- **What to do**
Will you give the material below again, every line exactly as it is?

>>>>

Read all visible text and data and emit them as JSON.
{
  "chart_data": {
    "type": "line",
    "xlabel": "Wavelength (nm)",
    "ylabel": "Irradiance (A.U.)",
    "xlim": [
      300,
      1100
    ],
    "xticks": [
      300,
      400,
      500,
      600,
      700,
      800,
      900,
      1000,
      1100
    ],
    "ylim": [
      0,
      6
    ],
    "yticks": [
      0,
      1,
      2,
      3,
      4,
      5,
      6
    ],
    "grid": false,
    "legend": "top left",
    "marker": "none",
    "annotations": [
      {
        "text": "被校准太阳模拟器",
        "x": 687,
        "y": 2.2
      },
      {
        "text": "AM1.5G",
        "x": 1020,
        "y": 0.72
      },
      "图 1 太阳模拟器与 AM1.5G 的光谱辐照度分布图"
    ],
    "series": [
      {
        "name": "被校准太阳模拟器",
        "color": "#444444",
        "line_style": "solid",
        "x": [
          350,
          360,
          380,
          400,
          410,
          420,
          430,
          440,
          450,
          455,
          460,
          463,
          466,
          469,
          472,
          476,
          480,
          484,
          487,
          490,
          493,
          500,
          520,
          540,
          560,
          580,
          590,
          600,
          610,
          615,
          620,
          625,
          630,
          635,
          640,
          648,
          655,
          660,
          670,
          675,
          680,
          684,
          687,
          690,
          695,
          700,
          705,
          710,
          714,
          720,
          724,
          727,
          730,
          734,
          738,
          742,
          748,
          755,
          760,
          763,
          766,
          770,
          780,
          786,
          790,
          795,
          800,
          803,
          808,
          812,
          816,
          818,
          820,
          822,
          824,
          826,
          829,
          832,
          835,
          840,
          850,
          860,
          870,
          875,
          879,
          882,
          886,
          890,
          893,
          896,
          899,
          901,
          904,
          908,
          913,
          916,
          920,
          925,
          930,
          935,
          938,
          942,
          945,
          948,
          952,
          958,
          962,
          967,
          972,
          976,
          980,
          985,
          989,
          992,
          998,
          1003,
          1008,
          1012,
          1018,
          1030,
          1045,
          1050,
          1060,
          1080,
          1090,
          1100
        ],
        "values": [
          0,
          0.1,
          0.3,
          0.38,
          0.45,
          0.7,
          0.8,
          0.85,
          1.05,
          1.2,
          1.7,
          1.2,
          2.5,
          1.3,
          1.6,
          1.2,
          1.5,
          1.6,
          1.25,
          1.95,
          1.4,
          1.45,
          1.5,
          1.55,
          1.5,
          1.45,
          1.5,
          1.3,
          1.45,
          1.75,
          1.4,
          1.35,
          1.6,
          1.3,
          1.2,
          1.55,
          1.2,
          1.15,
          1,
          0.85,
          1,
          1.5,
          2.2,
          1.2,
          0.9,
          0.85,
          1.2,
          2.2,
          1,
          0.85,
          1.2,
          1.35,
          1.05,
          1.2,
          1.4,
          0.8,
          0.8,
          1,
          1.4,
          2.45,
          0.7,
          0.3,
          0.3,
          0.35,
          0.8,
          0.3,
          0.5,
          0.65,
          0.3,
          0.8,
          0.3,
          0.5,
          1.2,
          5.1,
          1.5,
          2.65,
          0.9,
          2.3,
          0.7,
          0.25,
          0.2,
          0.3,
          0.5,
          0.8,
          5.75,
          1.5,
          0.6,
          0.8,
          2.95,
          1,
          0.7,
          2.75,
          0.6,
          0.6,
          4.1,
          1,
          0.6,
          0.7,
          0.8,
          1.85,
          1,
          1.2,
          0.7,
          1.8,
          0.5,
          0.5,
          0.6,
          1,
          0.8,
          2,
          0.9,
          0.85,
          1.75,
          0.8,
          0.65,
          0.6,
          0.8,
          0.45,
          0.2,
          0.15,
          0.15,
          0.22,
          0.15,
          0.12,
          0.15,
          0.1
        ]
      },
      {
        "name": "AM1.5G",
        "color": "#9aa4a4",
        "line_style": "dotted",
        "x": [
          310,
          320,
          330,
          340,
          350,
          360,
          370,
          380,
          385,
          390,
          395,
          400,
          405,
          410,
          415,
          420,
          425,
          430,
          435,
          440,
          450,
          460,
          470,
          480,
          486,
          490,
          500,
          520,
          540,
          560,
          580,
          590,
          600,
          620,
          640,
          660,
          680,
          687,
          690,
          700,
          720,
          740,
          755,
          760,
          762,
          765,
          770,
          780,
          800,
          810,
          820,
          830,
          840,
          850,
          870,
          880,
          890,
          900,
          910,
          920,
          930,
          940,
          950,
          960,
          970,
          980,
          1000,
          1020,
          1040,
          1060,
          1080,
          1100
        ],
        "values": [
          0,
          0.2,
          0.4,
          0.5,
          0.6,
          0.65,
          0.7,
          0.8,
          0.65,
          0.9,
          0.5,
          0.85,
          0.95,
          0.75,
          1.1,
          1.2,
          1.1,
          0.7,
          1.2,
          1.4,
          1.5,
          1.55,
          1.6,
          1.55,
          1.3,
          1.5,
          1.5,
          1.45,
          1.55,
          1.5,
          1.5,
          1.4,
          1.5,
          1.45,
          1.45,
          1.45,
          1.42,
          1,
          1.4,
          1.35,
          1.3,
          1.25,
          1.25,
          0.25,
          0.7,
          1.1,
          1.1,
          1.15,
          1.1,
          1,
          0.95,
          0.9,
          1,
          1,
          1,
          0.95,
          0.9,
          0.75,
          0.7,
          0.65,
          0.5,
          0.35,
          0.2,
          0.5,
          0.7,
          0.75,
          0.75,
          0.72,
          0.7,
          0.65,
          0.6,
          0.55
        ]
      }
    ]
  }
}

<<<<

- **Solution to the exercise**
Read all visible text and data and emit them as JSON.
{
  "chart_data": {
    "type": "line",
    "xlabel": "Wavelength (nm)",
    "ylabel": "Irradiance (A.U.)",
    "xlim": [
      300,
      1100
    ],
    "xticks": [
      300,
      400,
      500,
      600,
      700,
      800,
      900,
      1000,
      1100
    ],
    "ylim": [
      0,
      6
    ],
    "yticks": [
      0,
      1,
      2,
      3,
      4,
      5,
      6
    ],
    "grid": false,
    "legend": "top left",
    "marker": "none",
    "annotations": [
      {
        "text": "被校准太阳模拟器",
        "x": 687,
        "y": 2.2
      },
      {
        "text": "AM1.5G",
        "x": 1020,
        "y": 0.72
      },
      "图 1 太阳模拟器与 AM1.5G 的光谱辐照度分布图"
    ],
    "series": [
      {
        "name": "被校准太阳模拟器",
        "color": "#444444",
        "line_style": "solid",
        "x": [
          350,
          360,
          380,
          400,
          410,
          420,
          430,
          440,
          450,
          455,
          460,
          463,
          466,
          469,
          472,
          476,
          480,
          484,
          487,
          490,
          493,
          500,
          520,
          540,
          560,
          580,
          590,
          600,
          610,
          615,
          620,
          625,
          630,
          635,
          640,
          648,
          655,
          660,
          670,
          675,
          680,
          684,
          687,
          690,
          695,
          700,
          705,
          710,
          714,
          720,
          724,
          727,
          730,
          734,
          738,
          742,
          748,
          755,
          760,
          763,
          766,
          770,
          780,
          786,
          790,
          795,
          800,
          803,
          808,
          812,
          816,
          818,
          820,
          822,
          824,
          826,
          829,
          832,
          835,
          840,
          850,
          860,
          870,
          875,
          879,
          882,
          886,
          890,
          893,
          896,
          899,
          901,
          904,
          908,
          913,
          916,
          920,
          925,
          930,
          935,
          938,
          942,
          945,
          948,
          952,
          958,
          962,
          967,
          972,
          976,
          980,
          985,
          989,
          992,
          998,
          1003,
          1008,
          1012,
          1018,
          1030,
          1045,
          1050,
          1060,
          1080,
          1090,
          1100
        ],
        "values": [
          0,
          0.1,
          0.3,
          0.38,
          0.45,
          0.7,
          0.8,
          0.85,
          1.05,
          1.2,
          1.7,
          1.2,
          2.5,
          1.3,
          1.6,
          1.2,
          1.5,
          1.6,
          1.25,
          1.95,
          1.4,
          1.45,
          1.5,
          1.55,
          1.5,
          1.45,
          1.5,
          1.3,
          1.45,
          1.75,
          1.4,
          1.35,
          1.6,
          1.3,
          1.2,
          1.55,
          1.2,
          1.15,
          1,
          0.85,
          1,
          1.5,
          2.2,
          1.2,
          0.9,
          0.85,
          1.2,
          2.2,
          1,
          0.85,
          1.2,
          1.35,
          1.05,
          1.2,
          1.4,
          0.8,
          0.8,
          1,
          1.4,
          2.45,
          0.7,
          0.3,
          0.3,
          0.35,
          0.8,
          0.3,
          0.5,
          0.65,
          0.3,
          0.8,
          0.3,
          0.5,
          1.2,
          5.1,
          1.5,
          2.65,
          0.9,
          2.3,
          0.7,
          0.25,
          0.2,
          0.3,
          0.5,
          0.8,
          5.75,
          1.5,
          0.6,
          0.8,
          2.95,
          1,
          0.7,
          2.75,
          0.6,
          0.6,
          4.1,
          1,
          0.6,
          0.7,
          0.8,
          1.85,
          1,
          1.2,
          0.7,
          1.8,
          0.5,
          0.5,
          0.6,
          1,
          0.8,
          2,
          0.9,
          0.85,
          1.75,
          0.8,
          0.65,
          0.6,
          0.8,
          0.45,
          0.2,
          0.15,
          0.15,
          0.22,
          0.15,
          0.12,
          0.15,
          0.1
        ]
      },
      {
        "name": "AM1.5G",
        "color": "#9aa4a4",
        "line_style": "dotted",
        "x": [
          310,
          320,
          330,
          340,
          350,
          360,
          370,
          380,
          385,
          390,
          395,
          400,
          405,
          410,
          415,
          420,
          425,
          430,
          435,
          440,
          450,
          460,
          470,
          480,
          486,
          490,
          500,
          520,
          540,
          560,
          580,
          590,
          600,
          620,
          640,
          660,
          680,
          687,
          690,
          700,
          720,
          740,
          755,
          760,
          762,
          765,
          770,
          780,
          800,
          810,
          820,
          830,
          840,
          850,
          870,
          880,
          890,
          900,
          910,
          920,
          930,
          940,
          950,
          960,
          970,
          980,
          1000,
          1020,
          1040,
          1060,
          1080,
          1100
        ],
        "values": [
          0,
          0.2,
          0.4,
          0.5,
          0.6,
          0.65,
          0.7,
          0.8,
          0.65,
          0.9,
          0.5,
          0.85,
          0.95,
          0.75,
          1.1,
          1.2,
          1.1,
          0.7,
          1.2,
          1.4,
          1.5,
          1.55,
          1.6,
          1.55,
          1.3,
          1.5,
          1.5,
          1.45,
          1.55,
          1.5,
          1.5,
          1.4,
          1.5,
          1.45,
          1.45,
          1.45,
          1.42,
          1,
          1.4,
          1.35,
          1.3,
          1.25,
          1.25,
          0.25,
          0.7,
          1.1,
          1.1,
          1.15,
          1.1,
          1,
          0.95,
          0.9,
          1,
          1,
          1,
          0.95,
          0.9,
          0.75,
          0.7,
          0.65,
          0.5,
          0.35,
          0.2,
          0.5,
          0.7,
          0.75,
          0.75,
          0.72,
          0.7,
          0.65,
          0.6,
          0.55
        ]
      }
    ]
  }
}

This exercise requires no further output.